■ STATED PROBLEM ■
Select all lines in the records that include "governing".

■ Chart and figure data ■
## begin

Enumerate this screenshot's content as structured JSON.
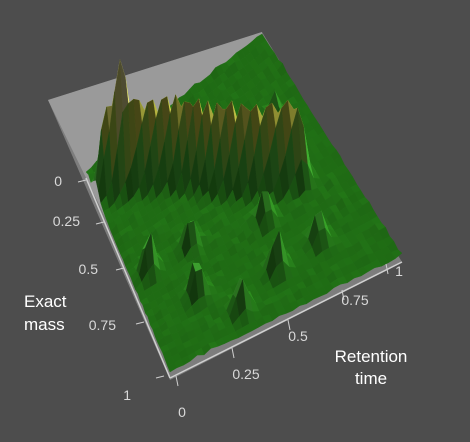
{
  "chart_data": {
    "type": "surface",
    "xlabel_lines": [
      "Exact",
      "mass"
    ],
    "ylabel_lines": [
      "Retention",
      "time"
    ],
    "x_ticks": [
      "0",
      "0.25",
      "0.5",
      "0.75",
      "1"
    ],
    "y_ticks": [
      "0",
      "0.25",
      "0.5",
      "0.75",
      "1"
    ],
    "xlim": [
      0,
      1
    ],
    "ylim": [
      0,
      1
    ],
    "colors": {
      "background": "#4d4d4d",
      "back_wall": "#8c8c8c",
      "floor": "#b3b3b3",
      "low": "#1f7a12",
      "mid": "#4cc53a",
      "high": "#e8e0b8",
      "peak": "#d9a3a3"
    },
    "ridge": {
      "description_free": true,
      "path": [
        [
          0.05,
          0.12
        ],
        [
          0.2,
          0.18
        ],
        [
          0.35,
          0.26
        ],
        [
          0.5,
          0.38
        ],
        [
          0.65,
          0.48
        ],
        [
          0.8,
          0.55
        ]
      ],
      "height": 0.9
    },
    "peaks": [
      {
        "x": 0.12,
        "y": 0.15,
        "h": 0.75
      },
      {
        "x": 0.08,
        "y": 0.55,
        "h": 0.6
      },
      {
        "x": 0.22,
        "y": 0.75,
        "h": 0.55
      },
      {
        "x": 0.28,
        "y": 0.55,
        "h": 0.45
      },
      {
        "x": 0.35,
        "y": 0.9,
        "h": 0.5
      },
      {
        "x": 0.55,
        "y": 0.82,
        "h": 0.55
      },
      {
        "x": 0.6,
        "y": 0.62,
        "h": 0.45
      },
      {
        "x": 0.75,
        "y": 0.8,
        "h": 0.45
      },
      {
        "x": 0.85,
        "y": 0.3,
        "h": 0.4
      },
      {
        "x": 0.45,
        "y": 0.15,
        "h": 0.5
      }
    ]
  }
}
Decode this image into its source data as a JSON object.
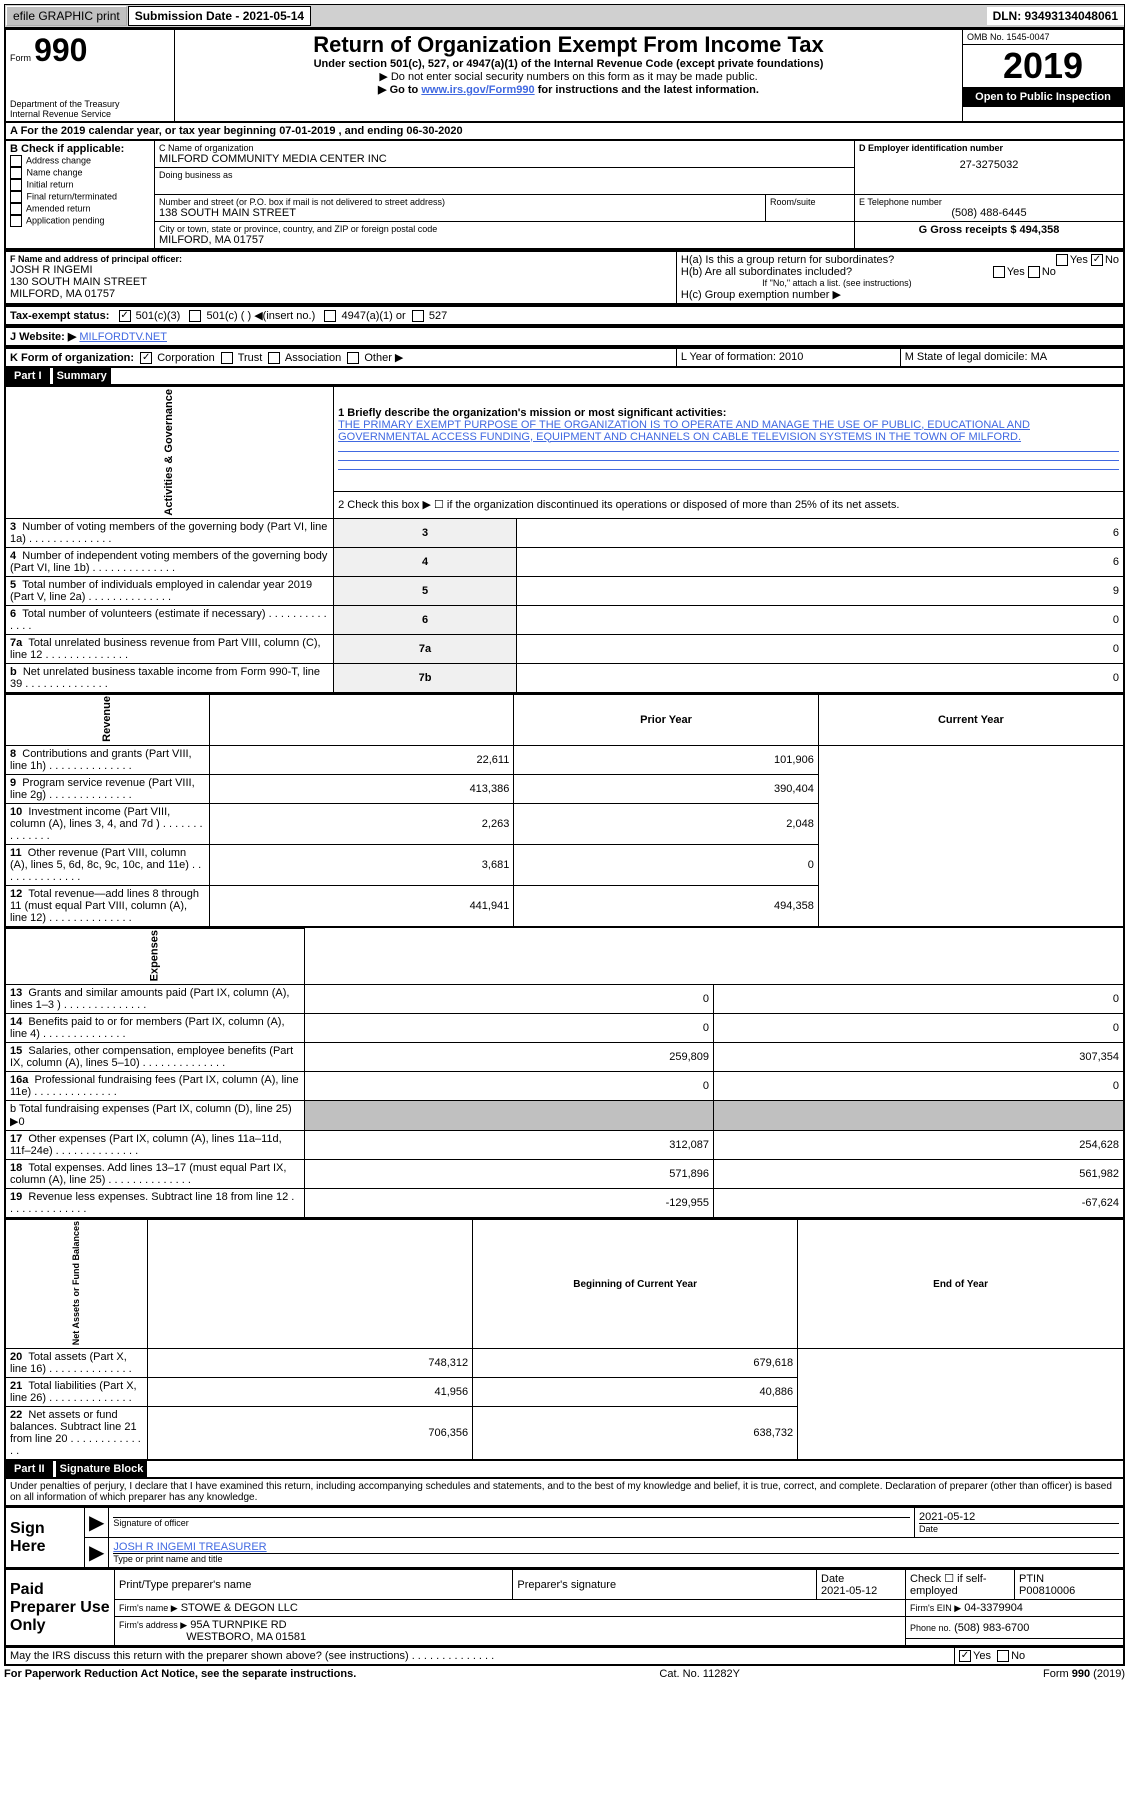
{
  "topbar": {
    "efile": "efile GRAPHIC print",
    "submission_label": "Submission Date - 2021-05-14",
    "dln": "DLN: 93493134048061"
  },
  "header": {
    "form_label": "Form",
    "form_number": "990",
    "dept": "Department of the Treasury",
    "irs": "Internal Revenue Service",
    "title": "Return of Organization Exempt From Income Tax",
    "subtitle": "Under section 501(c), 527, or 4947(a)(1) of the Internal Revenue Code (except private foundations)",
    "note1": "▶ Do not enter social security numbers on this form as it may be made public.",
    "note2_pre": "▶ Go to ",
    "note2_link": "www.irs.gov/Form990",
    "note2_post": " for instructions and the latest information.",
    "omb": "OMB No. 1545-0047",
    "year": "2019",
    "open": "Open to Public Inspection"
  },
  "sectionA": {
    "line": "A For the 2019 calendar year, or tax year beginning 07-01-2019   , and ending 06-30-2020"
  },
  "B": {
    "label": "B Check if applicable:",
    "opts": [
      "Address change",
      "Name change",
      "Initial return",
      "Final return/terminated",
      "Amended return",
      "Application pending"
    ]
  },
  "C": {
    "name_label": "C Name of organization",
    "name": "MILFORD COMMUNITY MEDIA CENTER INC",
    "dba_label": "Doing business as",
    "street_label": "Number and street (or P.O. box if mail is not delivered to street address)",
    "room_label": "Room/suite",
    "street": "138 SOUTH MAIN STREET",
    "city_label": "City or town, state or province, country, and ZIP or foreign postal code",
    "city": "MILFORD, MA  01757"
  },
  "D": {
    "label": "D Employer identification number",
    "value": "27-3275032"
  },
  "E": {
    "label": "E Telephone number",
    "value": "(508) 488-6445"
  },
  "G": {
    "label": "G Gross receipts $ 494,358"
  },
  "F": {
    "label": "F  Name and address of principal officer:",
    "name": "JOSH R INGEMI",
    "addr1": "130 SOUTH MAIN STREET",
    "addr2": "MILFORD, MA  01757"
  },
  "H": {
    "a": "H(a)  Is this a group return for subordinates?",
    "b": "H(b)  Are all subordinates included?",
    "b_note": "If \"No,\" attach a list. (see instructions)",
    "c": "H(c)  Group exemption number ▶"
  },
  "I": {
    "label": "Tax-exempt status:",
    "opt1": "501(c)(3)",
    "opt2": "501(c) (  ) ◀(insert no.)",
    "opt3": "4947(a)(1) or",
    "opt4": "527"
  },
  "J": {
    "label": "J   Website: ▶",
    "value": "MILFORDTV.NET"
  },
  "K": {
    "label": "K Form of organization:",
    "opts": [
      "Corporation",
      "Trust",
      "Association",
      "Other ▶"
    ]
  },
  "L": {
    "label": "L Year of formation: 2010"
  },
  "M": {
    "label": "M State of legal domicile: MA"
  },
  "part1": {
    "header": "Part I",
    "title": "Summary"
  },
  "activities": {
    "label": "Activities & Governance",
    "l1_label": "1  Briefly describe the organization's mission or most significant activities:",
    "l1_text": "THE PRIMARY EXEMPT PURPOSE OF THE ORGANIZATION IS TO OPERATE AND MANAGE THE USE OF PUBLIC, EDUCATIONAL AND GOVERNMENTAL ACCESS FUNDING, EQUIPMENT AND CHANNELS ON CABLE TELEVISION SYSTEMS IN THE TOWN OF MILFORD.",
    "l2": "2   Check this box ▶ ☐  if the organization discontinued its operations or disposed of more than 25% of its net assets.",
    "rows": [
      {
        "n": "3",
        "t": "Number of voting members of the governing body (Part VI, line 1a)",
        "box": "3",
        "v": "6"
      },
      {
        "n": "4",
        "t": "Number of independent voting members of the governing body (Part VI, line 1b)",
        "box": "4",
        "v": "6"
      },
      {
        "n": "5",
        "t": "Total number of individuals employed in calendar year 2019 (Part V, line 2a)",
        "box": "5",
        "v": "9"
      },
      {
        "n": "6",
        "t": "Total number of volunteers (estimate if necessary)",
        "box": "6",
        "v": "0"
      },
      {
        "n": "7a",
        "t": "Total unrelated business revenue from Part VIII, column (C), line 12",
        "box": "7a",
        "v": "0"
      },
      {
        "n": "b",
        "t": "Net unrelated business taxable income from Form 990-T, line 39",
        "box": "7b",
        "v": "0"
      }
    ]
  },
  "revenue": {
    "label": "Revenue",
    "header_prior": "Prior Year",
    "header_current": "Current Year",
    "rows": [
      {
        "n": "8",
        "t": "Contributions and grants (Part VIII, line 1h)",
        "p": "22,611",
        "c": "101,906"
      },
      {
        "n": "9",
        "t": "Program service revenue (Part VIII, line 2g)",
        "p": "413,386",
        "c": "390,404"
      },
      {
        "n": "10",
        "t": "Investment income (Part VIII, column (A), lines 3, 4, and 7d )",
        "p": "2,263",
        "c": "2,048"
      },
      {
        "n": "11",
        "t": "Other revenue (Part VIII, column (A), lines 5, 6d, 8c, 9c, 10c, and 11e)",
        "p": "3,681",
        "c": "0"
      },
      {
        "n": "12",
        "t": "Total revenue—add lines 8 through 11 (must equal Part VIII, column (A), line 12)",
        "p": "441,941",
        "c": "494,358"
      }
    ]
  },
  "expenses": {
    "label": "Expenses",
    "rows": [
      {
        "n": "13",
        "t": "Grants and similar amounts paid (Part IX, column (A), lines 1–3 )",
        "p": "0",
        "c": "0"
      },
      {
        "n": "14",
        "t": "Benefits paid to or for members (Part IX, column (A), line 4)",
        "p": "0",
        "c": "0"
      },
      {
        "n": "15",
        "t": "Salaries, other compensation, employee benefits (Part IX, column (A), lines 5–10)",
        "p": "259,809",
        "c": "307,354"
      },
      {
        "n": "16a",
        "t": "Professional fundraising fees (Part IX, column (A), line 11e)",
        "p": "0",
        "c": "0"
      }
    ],
    "l16b": "b  Total fundraising expenses (Part IX, column (D), line 25) ▶0",
    "rows2": [
      {
        "n": "17",
        "t": "Other expenses (Part IX, column (A), lines 11a–11d, 11f–24e)",
        "p": "312,087",
        "c": "254,628"
      },
      {
        "n": "18",
        "t": "Total expenses. Add lines 13–17 (must equal Part IX, column (A), line 25)",
        "p": "571,896",
        "c": "561,982"
      },
      {
        "n": "19",
        "t": "Revenue less expenses. Subtract line 18 from line 12",
        "p": "-129,955",
        "c": "-67,624"
      }
    ]
  },
  "netassets": {
    "label": "Net Assets or Fund Balances",
    "header_begin": "Beginning of Current Year",
    "header_end": "End of Year",
    "rows": [
      {
        "n": "20",
        "t": "Total assets (Part X, line 16)",
        "p": "748,312",
        "c": "679,618"
      },
      {
        "n": "21",
        "t": "Total liabilities (Part X, line 26)",
        "p": "41,956",
        "c": "40,886"
      },
      {
        "n": "22",
        "t": "Net assets or fund balances. Subtract line 21 from line 20",
        "p": "706,356",
        "c": "638,732"
      }
    ]
  },
  "part2": {
    "header": "Part II",
    "title": "Signature Block",
    "penalties": "Under penalties of perjury, I declare that I have examined this return, including accompanying schedules and statements, and to the best of my knowledge and belief, it is true, correct, and complete. Declaration of preparer (other than officer) is based on all information of which preparer has any knowledge."
  },
  "sign": {
    "label": "Sign Here",
    "sig_label": "Signature of officer",
    "date_label": "Date",
    "date": "2021-05-12",
    "name": "JOSH R INGEMI TREASURER",
    "name_label": "Type or print name and title"
  },
  "paid": {
    "label": "Paid Preparer Use Only",
    "col1": "Print/Type preparer's name",
    "col2": "Preparer's signature",
    "col3": "Date",
    "date": "2021-05-12",
    "col4": "Check ☐ if self-employed",
    "col5": "PTIN",
    "ptin": "P00810006",
    "firm_label": "Firm's name    ▶",
    "firm": "STOWE & DEGON LLC",
    "ein_label": "Firm's EIN ▶",
    "ein": "04-3379904",
    "addr_label": "Firm's address ▶",
    "addr1": "95A TURNPIKE RD",
    "addr2": "WESTBORO, MA  01581",
    "phone_label": "Phone no.",
    "phone": "(508) 983-6700"
  },
  "footer": {
    "discuss": "May the IRS discuss this return with the preparer shown above? (see instructions)",
    "paperwork": "For Paperwork Reduction Act Notice, see the separate instructions.",
    "cat": "Cat. No. 11282Y",
    "form": "Form 990 (2019)"
  }
}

## end

■ ANSWER BELOW ■
        "t": "Number of voting members of the governing body (Part VI, line 1a)",
        "t": "Number of independent voting members of the governing body (Part VI, line 1b)",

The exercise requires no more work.